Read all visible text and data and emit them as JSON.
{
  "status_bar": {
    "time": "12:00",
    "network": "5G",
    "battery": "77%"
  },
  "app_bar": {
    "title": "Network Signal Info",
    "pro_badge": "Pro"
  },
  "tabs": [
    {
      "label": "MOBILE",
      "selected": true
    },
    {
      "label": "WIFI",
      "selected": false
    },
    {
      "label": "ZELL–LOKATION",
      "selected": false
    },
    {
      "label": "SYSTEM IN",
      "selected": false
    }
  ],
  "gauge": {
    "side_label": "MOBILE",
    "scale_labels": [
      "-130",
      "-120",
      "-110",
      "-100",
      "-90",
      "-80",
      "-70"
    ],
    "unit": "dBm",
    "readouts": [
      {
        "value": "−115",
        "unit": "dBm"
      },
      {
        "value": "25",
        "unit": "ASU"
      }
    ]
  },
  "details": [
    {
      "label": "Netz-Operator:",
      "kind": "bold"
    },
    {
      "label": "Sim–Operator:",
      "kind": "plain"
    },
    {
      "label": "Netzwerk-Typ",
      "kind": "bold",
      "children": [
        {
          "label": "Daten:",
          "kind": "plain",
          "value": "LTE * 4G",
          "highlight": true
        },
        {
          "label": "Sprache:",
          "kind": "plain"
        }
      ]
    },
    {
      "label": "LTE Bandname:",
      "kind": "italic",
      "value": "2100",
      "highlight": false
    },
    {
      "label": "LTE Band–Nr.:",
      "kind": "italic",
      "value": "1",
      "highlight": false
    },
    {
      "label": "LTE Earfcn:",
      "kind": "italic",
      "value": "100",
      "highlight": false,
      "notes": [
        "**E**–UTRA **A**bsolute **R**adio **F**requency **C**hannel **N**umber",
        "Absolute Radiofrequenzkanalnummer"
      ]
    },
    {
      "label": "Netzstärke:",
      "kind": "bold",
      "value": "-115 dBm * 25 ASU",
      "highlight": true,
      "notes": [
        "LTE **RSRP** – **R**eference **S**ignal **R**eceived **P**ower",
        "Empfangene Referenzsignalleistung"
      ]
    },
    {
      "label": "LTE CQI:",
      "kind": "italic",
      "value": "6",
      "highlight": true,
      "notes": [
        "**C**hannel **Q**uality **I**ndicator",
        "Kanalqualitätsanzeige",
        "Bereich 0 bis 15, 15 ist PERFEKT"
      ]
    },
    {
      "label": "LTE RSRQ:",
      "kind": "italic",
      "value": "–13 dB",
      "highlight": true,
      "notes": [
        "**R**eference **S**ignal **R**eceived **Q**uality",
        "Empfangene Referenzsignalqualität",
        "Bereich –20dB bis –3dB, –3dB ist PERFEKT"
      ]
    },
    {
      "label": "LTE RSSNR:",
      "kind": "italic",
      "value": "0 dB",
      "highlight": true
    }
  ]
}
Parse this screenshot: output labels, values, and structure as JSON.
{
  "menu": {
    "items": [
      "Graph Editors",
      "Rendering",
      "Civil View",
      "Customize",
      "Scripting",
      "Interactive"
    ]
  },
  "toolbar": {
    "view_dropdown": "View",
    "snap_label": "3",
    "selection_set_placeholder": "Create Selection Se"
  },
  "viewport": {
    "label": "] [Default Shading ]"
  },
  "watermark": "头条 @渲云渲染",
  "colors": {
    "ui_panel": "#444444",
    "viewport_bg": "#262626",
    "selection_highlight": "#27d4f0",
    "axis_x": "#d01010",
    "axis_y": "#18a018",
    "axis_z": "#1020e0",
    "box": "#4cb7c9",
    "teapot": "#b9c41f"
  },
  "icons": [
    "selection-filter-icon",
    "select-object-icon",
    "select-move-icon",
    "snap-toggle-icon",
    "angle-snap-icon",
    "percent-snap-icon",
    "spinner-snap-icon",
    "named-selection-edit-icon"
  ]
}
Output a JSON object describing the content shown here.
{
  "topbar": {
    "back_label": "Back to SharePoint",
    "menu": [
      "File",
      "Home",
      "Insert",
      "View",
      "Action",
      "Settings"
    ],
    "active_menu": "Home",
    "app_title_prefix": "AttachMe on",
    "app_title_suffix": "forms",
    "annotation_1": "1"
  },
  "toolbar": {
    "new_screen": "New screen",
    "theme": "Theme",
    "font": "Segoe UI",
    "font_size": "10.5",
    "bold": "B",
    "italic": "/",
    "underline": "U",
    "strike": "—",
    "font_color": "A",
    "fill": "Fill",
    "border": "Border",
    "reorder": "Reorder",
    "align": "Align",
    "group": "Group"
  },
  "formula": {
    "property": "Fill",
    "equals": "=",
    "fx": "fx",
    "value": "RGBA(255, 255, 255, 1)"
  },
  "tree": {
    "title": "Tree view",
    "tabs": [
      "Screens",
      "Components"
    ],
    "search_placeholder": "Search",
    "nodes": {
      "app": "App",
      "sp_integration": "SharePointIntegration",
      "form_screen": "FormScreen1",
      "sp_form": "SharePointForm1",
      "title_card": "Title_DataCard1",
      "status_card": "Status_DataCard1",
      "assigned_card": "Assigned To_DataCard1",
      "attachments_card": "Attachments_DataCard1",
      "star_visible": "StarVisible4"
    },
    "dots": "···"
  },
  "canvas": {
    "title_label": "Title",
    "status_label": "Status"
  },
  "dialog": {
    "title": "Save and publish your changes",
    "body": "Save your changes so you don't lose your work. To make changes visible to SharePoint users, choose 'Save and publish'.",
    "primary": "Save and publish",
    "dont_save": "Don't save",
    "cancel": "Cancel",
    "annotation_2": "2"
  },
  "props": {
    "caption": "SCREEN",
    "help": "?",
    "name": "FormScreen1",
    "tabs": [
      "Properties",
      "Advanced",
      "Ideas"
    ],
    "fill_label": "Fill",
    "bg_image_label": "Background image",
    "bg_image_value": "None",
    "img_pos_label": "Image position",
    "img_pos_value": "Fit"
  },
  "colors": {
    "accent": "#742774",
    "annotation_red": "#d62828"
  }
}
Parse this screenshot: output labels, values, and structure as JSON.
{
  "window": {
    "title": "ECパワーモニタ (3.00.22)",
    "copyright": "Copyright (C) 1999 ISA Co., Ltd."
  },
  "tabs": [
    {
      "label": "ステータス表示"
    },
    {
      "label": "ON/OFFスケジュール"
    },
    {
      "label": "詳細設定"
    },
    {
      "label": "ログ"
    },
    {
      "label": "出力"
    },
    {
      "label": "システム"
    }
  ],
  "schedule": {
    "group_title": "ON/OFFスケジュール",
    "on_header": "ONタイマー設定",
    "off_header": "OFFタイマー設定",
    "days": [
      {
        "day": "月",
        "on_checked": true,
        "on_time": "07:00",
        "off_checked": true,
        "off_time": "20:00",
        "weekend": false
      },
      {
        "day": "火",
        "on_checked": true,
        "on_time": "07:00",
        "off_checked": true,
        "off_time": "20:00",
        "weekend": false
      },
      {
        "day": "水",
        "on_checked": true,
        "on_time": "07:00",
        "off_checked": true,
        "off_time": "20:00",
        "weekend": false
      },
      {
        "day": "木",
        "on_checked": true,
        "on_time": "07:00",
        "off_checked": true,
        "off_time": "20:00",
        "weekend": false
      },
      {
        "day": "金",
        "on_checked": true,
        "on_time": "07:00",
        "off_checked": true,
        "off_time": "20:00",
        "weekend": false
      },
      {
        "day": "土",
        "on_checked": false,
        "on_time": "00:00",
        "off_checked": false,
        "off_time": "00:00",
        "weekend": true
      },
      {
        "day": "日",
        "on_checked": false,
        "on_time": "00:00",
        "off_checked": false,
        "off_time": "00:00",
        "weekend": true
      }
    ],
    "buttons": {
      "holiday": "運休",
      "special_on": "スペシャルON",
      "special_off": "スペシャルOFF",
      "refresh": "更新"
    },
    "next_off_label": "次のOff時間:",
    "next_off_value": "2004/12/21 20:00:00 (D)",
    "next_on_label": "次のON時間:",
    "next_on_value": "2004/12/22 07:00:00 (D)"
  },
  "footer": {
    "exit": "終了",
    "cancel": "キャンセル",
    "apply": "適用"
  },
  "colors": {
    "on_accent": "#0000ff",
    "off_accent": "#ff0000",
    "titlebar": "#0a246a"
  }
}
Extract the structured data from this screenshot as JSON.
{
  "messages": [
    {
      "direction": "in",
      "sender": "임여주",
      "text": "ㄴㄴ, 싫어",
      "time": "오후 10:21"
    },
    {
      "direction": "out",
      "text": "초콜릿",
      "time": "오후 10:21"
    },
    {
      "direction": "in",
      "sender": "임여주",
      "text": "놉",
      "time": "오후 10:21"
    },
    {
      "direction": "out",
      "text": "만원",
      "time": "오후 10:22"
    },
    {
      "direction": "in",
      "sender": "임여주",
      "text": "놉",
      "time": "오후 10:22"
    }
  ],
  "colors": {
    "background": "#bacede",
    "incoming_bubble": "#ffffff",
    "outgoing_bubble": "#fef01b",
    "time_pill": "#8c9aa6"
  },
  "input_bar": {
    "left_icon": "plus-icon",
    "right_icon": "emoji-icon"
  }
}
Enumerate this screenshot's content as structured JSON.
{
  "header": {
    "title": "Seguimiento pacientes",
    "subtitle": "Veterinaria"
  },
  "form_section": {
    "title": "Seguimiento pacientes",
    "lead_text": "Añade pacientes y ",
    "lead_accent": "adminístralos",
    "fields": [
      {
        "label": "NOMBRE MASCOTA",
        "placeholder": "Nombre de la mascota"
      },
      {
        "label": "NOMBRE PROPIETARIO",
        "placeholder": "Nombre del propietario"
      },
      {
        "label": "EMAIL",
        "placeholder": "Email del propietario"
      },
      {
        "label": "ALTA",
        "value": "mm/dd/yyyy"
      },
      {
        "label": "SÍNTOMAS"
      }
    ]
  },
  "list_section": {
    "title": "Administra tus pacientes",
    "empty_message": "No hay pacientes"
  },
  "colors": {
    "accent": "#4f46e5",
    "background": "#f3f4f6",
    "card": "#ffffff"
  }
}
+ + + + +
> **Task**: Nothing but the lines from the line with "Enumerate this screenshot's" to the last line of the listing above should appear; please retype them exactly, both ends included.

> **Output for this task**:
Enumerate this screenshot's content as structured JSON.
{
  "header": {
    "title": "Seguimiento pacientes",
    "subtitle": "Veterinaria"
  },
  "form_section": {
    "title": "Seguimiento pacientes",
    "lead_text": "Añade pacientes y ",
    "lead_accent": "adminístralos",
    "fields": [
      {
        "label": "NOMBRE MASCOTA",
        "placeholder": "Nombre de la mascota"
      },
      {
        "label": "NOMBRE PROPIETARIO",
        "placeholder": "Nombre del propietario"
      },
      {
        "label": "EMAIL",
        "placeholder": "Email del propietario"
      },
      {
        "label": "ALTA",
        "value": "mm/dd/yyyy"
      },
      {
        "label": "SÍNTOMAS"
      }
    ]
  },
  "list_section": {
    "title": "Administra tus pacientes",
    "empty_message": "No hay pacientes"
  },
  "colors": {
    "accent": "#4f46e5",
    "background": "#f3f4f6",
    "card": "#ffffff"
  }
}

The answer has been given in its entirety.